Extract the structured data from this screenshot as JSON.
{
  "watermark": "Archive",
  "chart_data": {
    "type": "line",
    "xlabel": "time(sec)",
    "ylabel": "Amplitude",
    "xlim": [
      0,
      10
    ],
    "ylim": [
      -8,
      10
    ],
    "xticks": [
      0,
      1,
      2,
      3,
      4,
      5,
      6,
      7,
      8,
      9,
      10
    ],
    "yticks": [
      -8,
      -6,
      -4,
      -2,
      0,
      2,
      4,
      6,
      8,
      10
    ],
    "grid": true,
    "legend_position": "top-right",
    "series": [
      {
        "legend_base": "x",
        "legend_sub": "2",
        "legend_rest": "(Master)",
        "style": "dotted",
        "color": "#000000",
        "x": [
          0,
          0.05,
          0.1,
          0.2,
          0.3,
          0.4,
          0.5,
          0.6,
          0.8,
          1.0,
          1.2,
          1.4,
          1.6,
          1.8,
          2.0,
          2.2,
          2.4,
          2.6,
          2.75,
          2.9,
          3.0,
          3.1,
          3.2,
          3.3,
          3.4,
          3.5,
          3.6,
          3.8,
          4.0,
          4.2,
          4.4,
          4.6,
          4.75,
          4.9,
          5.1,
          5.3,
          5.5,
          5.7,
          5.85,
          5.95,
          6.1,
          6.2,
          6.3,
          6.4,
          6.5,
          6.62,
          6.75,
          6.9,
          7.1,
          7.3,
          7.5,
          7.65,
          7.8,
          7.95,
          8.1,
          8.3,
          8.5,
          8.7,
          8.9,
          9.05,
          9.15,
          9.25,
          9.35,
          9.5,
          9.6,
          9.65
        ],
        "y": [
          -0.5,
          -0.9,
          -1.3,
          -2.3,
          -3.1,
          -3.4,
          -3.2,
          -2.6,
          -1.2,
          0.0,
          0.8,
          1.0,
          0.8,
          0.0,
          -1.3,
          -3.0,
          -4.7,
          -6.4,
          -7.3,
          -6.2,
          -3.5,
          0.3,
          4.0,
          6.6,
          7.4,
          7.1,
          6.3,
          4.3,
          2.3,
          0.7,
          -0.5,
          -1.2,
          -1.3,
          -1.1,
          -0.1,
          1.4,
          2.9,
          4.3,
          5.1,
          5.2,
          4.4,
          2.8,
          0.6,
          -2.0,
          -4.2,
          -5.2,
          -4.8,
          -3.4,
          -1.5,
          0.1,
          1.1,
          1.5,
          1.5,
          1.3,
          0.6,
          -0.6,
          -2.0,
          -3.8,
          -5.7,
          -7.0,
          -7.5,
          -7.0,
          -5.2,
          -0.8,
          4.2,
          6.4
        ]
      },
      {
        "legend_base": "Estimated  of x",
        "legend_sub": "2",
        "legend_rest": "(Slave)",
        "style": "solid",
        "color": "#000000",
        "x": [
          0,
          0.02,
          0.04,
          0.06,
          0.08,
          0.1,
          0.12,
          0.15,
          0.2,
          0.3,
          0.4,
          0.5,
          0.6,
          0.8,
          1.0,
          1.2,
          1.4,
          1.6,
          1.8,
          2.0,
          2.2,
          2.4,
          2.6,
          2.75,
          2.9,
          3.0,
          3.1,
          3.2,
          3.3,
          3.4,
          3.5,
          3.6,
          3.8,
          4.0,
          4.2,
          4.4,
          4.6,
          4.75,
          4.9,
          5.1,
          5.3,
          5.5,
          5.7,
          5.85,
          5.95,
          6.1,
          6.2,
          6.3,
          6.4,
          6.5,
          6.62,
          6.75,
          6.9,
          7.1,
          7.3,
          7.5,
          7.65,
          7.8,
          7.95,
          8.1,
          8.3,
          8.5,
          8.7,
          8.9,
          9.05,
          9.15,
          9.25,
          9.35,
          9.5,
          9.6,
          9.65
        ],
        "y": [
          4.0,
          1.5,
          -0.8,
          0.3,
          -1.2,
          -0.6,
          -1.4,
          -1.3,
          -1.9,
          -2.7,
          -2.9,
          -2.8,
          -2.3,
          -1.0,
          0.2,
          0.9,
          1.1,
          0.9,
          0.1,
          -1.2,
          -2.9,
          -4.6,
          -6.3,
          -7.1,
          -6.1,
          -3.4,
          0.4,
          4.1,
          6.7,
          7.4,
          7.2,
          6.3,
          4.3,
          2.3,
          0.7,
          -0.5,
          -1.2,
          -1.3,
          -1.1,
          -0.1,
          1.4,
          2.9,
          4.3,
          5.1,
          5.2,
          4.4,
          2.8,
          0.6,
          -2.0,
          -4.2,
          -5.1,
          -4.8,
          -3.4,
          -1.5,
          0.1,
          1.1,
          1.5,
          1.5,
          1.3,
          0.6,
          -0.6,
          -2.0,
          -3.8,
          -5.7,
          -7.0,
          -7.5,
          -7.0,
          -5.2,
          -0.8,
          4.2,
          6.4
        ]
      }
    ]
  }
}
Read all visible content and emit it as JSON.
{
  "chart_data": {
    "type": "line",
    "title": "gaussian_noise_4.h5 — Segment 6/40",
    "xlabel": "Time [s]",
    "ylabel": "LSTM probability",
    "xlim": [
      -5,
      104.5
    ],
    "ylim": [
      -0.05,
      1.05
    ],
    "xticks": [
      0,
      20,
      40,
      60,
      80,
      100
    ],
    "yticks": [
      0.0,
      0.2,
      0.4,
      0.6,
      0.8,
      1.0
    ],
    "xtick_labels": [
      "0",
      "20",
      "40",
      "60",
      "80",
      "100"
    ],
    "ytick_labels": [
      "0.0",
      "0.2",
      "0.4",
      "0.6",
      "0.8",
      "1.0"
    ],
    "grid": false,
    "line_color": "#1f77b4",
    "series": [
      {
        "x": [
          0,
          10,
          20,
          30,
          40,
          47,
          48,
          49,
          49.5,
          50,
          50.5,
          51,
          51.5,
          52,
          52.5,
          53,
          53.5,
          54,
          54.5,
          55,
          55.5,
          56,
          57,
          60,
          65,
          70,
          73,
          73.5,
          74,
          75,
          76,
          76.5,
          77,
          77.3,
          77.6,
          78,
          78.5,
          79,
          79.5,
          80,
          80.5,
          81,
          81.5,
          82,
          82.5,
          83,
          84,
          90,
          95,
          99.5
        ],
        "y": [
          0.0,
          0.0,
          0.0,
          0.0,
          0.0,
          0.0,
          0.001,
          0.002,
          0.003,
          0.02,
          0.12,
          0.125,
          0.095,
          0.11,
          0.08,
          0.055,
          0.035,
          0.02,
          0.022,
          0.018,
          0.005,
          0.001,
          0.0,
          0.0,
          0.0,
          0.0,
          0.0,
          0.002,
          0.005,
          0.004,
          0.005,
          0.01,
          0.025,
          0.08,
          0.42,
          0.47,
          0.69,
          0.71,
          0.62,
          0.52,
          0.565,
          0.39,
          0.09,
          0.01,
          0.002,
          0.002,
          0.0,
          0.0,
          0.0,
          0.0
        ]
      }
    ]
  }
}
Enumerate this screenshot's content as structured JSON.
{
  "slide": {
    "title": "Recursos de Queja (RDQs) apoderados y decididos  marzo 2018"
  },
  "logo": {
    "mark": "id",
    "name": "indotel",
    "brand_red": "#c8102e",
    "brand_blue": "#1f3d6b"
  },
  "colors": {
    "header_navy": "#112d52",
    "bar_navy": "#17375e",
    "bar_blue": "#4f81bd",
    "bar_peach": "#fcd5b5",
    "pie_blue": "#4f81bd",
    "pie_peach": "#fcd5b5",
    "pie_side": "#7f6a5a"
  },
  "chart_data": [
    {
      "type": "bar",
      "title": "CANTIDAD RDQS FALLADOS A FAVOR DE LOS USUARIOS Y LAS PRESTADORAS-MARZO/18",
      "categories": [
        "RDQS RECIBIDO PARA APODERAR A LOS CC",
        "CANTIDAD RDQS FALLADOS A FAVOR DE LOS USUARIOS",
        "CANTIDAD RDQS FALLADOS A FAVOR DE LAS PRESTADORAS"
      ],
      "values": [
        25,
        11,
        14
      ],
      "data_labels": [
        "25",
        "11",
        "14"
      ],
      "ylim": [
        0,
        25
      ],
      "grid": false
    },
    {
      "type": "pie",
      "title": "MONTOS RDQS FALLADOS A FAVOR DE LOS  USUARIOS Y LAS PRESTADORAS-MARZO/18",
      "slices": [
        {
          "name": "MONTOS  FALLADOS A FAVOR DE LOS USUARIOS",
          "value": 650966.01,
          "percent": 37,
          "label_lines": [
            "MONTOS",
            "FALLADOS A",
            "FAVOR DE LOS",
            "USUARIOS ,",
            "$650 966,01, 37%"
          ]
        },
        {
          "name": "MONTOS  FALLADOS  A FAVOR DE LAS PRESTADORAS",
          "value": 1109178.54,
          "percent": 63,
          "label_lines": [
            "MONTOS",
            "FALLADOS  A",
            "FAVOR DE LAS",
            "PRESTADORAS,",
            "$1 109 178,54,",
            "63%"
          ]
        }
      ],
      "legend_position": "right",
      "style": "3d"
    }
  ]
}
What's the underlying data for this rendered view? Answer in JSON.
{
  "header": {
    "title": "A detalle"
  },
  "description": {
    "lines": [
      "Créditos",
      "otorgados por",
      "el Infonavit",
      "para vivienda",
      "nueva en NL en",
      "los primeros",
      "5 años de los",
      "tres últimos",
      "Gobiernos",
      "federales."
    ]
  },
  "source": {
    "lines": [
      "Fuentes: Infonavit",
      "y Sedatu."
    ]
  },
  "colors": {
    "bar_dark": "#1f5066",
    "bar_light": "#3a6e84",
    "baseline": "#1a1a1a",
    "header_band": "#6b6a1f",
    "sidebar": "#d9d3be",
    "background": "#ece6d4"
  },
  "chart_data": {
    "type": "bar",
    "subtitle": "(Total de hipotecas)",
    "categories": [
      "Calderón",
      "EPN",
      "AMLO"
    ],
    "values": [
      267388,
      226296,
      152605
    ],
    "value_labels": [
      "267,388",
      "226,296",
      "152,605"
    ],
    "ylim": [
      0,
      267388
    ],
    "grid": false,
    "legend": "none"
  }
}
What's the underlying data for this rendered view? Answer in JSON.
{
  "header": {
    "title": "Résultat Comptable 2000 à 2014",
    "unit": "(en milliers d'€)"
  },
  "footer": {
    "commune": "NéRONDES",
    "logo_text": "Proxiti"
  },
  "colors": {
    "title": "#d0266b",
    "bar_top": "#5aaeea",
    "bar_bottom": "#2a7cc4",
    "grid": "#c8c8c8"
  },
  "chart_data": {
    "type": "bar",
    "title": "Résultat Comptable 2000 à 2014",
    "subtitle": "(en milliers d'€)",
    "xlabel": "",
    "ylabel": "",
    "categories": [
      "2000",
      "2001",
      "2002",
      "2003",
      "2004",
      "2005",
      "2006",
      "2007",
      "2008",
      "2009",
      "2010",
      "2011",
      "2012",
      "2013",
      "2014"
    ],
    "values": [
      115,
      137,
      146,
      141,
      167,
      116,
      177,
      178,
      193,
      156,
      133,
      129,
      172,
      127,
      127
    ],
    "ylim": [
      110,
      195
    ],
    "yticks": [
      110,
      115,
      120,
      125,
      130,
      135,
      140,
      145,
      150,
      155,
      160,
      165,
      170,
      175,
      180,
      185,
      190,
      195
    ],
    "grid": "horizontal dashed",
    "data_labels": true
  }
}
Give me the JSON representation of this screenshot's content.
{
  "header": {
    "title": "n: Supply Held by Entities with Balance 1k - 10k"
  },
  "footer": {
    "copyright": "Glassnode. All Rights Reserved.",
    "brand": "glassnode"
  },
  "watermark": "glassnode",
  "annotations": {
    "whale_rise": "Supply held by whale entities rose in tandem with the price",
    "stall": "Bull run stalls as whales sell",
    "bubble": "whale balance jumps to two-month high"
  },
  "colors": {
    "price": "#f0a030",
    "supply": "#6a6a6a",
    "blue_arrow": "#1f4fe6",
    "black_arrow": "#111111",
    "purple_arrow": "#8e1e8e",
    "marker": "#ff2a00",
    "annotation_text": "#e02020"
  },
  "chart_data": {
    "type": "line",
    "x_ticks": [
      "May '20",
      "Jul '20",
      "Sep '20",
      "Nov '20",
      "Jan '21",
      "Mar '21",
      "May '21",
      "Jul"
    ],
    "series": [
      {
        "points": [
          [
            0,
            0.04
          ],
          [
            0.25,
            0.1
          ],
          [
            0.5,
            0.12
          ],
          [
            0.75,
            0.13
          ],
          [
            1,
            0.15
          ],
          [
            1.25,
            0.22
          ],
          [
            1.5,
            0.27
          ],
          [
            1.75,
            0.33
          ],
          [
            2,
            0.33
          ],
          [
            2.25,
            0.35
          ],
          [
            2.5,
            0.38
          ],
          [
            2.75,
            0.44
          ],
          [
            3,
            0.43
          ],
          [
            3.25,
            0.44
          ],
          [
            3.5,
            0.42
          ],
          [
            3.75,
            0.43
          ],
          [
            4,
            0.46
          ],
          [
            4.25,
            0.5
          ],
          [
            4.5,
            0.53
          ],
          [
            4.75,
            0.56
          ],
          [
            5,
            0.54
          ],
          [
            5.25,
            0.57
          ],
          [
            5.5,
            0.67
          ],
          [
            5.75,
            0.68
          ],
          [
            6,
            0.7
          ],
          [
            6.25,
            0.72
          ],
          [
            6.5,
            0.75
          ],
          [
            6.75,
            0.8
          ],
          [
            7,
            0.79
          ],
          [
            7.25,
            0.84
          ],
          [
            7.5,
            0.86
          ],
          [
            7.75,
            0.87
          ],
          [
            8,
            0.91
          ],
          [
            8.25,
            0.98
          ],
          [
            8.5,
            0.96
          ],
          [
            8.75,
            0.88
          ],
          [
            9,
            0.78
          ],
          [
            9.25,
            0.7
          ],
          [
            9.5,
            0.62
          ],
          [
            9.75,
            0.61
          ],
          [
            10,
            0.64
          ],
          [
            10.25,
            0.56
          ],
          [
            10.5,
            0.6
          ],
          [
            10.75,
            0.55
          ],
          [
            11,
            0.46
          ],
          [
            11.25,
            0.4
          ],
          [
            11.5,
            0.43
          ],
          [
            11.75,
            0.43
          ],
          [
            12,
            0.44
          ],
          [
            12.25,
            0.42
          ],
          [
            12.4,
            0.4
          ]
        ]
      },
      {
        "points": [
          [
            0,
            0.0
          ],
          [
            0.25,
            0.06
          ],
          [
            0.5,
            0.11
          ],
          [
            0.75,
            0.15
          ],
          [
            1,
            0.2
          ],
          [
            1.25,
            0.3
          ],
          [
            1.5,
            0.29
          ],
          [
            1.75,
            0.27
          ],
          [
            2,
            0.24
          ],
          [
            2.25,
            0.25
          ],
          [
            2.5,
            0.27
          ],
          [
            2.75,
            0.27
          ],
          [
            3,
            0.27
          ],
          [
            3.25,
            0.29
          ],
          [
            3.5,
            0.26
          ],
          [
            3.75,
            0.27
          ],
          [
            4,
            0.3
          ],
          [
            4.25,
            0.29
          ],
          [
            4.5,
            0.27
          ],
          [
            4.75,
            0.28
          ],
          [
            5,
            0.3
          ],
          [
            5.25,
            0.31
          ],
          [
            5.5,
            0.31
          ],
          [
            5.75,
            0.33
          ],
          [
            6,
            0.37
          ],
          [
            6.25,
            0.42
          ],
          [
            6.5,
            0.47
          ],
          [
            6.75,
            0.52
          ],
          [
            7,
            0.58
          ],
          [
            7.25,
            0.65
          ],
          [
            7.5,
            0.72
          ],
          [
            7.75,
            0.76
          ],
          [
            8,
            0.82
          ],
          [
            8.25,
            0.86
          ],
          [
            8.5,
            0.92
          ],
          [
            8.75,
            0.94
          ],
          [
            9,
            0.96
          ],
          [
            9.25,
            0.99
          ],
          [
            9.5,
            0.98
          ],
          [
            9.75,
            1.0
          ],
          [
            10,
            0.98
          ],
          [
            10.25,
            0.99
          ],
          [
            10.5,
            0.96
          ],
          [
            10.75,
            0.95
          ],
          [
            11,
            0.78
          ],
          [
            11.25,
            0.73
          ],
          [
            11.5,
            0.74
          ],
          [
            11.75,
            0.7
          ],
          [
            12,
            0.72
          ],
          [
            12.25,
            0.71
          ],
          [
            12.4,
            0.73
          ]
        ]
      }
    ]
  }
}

→ **To be done**
Check each line of the records above for the string "with", and report every line that has it.

→ **Result**
    "title": "n: Supply Held by Entities with Balance 1k - 10k"
    "whale_rise": "Supply held by whale entities rose in tandem with the price",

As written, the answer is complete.